═════ RECORDS FOR THIS TASK ═════

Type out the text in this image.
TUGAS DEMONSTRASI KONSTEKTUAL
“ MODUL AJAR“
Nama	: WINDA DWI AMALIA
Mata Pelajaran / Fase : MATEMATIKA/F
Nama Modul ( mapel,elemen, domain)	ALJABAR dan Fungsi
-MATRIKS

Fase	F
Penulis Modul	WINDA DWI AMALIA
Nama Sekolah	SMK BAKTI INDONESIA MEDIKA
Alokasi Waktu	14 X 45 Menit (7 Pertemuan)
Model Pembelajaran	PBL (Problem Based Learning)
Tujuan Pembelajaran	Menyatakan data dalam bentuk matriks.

═════
═════ RECORDS FOR THIS TASK ═════

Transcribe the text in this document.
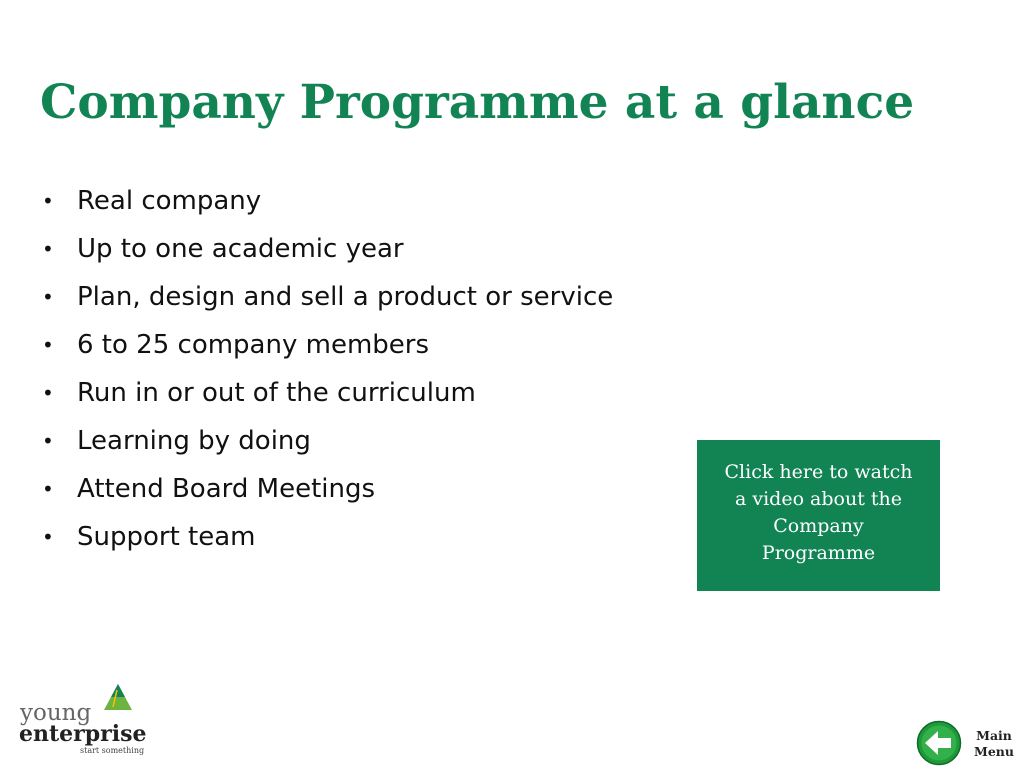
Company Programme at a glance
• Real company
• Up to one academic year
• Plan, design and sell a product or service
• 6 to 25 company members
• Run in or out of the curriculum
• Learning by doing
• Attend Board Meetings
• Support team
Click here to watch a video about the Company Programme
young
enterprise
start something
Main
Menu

═════
═════ RECORDS FOR THIS TASK ═════

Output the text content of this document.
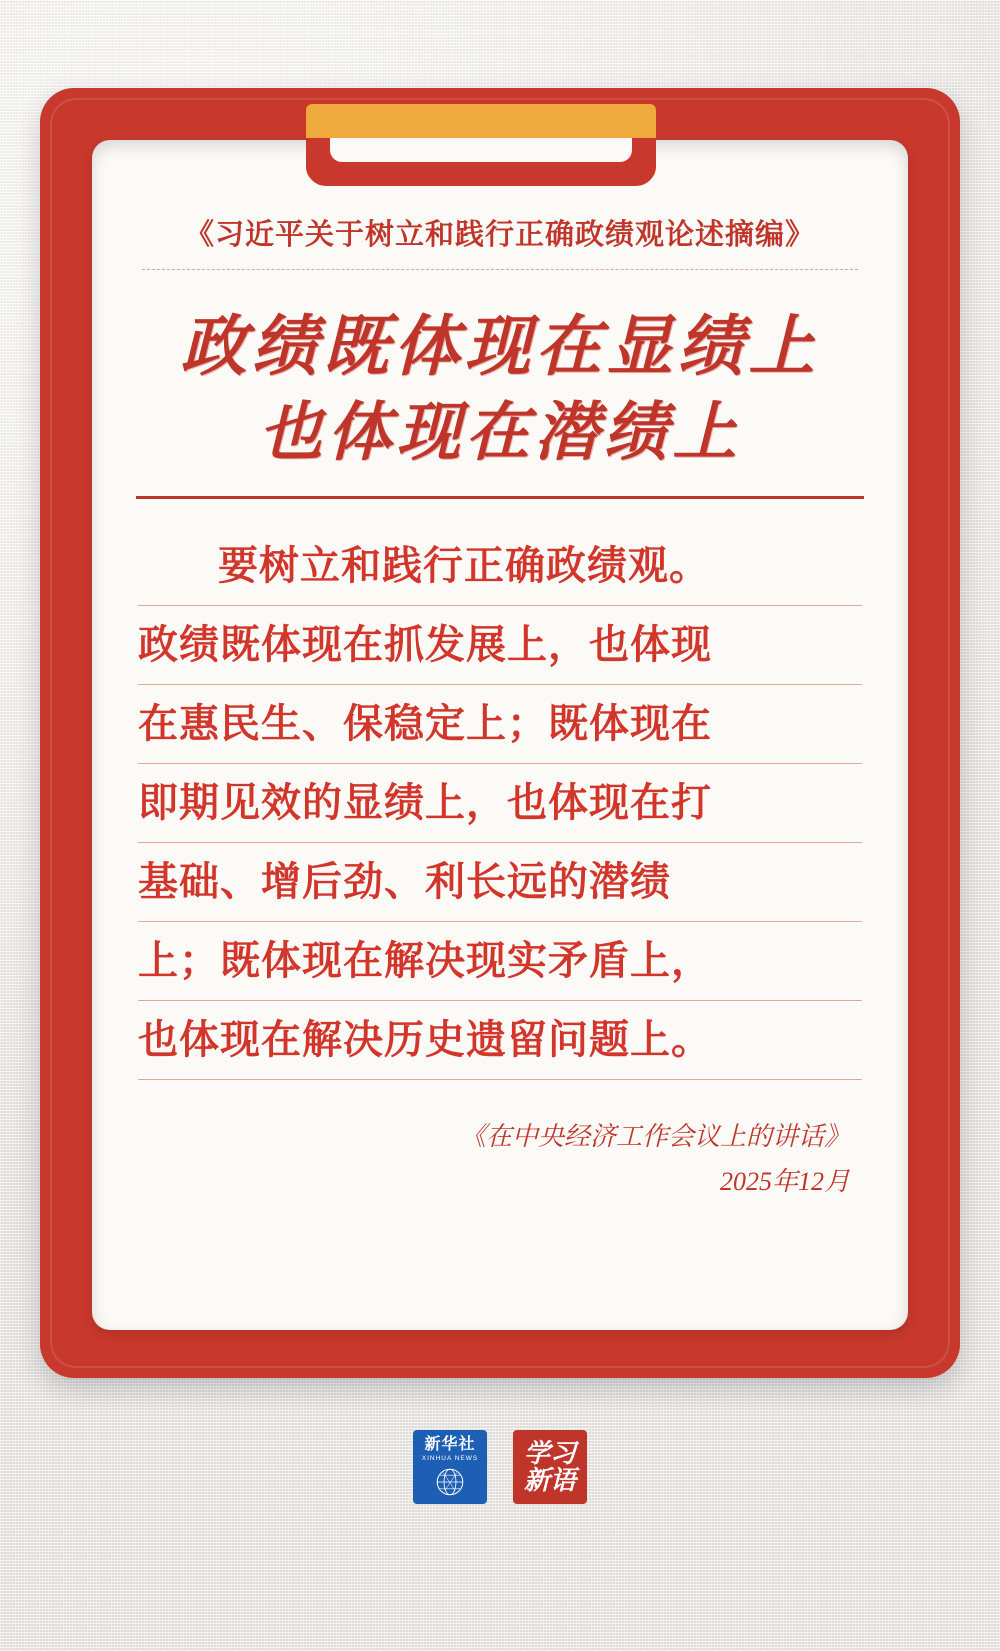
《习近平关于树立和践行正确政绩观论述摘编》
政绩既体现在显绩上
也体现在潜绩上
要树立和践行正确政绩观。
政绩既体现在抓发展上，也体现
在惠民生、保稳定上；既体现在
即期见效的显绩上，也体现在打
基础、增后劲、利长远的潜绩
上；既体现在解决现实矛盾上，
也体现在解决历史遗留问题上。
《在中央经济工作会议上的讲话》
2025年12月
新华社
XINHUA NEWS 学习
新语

═════

■ TASK DIRECTIONS:
Scan the material above. Extract every line in which the word "text" occurs.

■ WRITTEN SOLUTION:
Type out the text in this image.
Transcribe the text in this document.
Output the text content of this document.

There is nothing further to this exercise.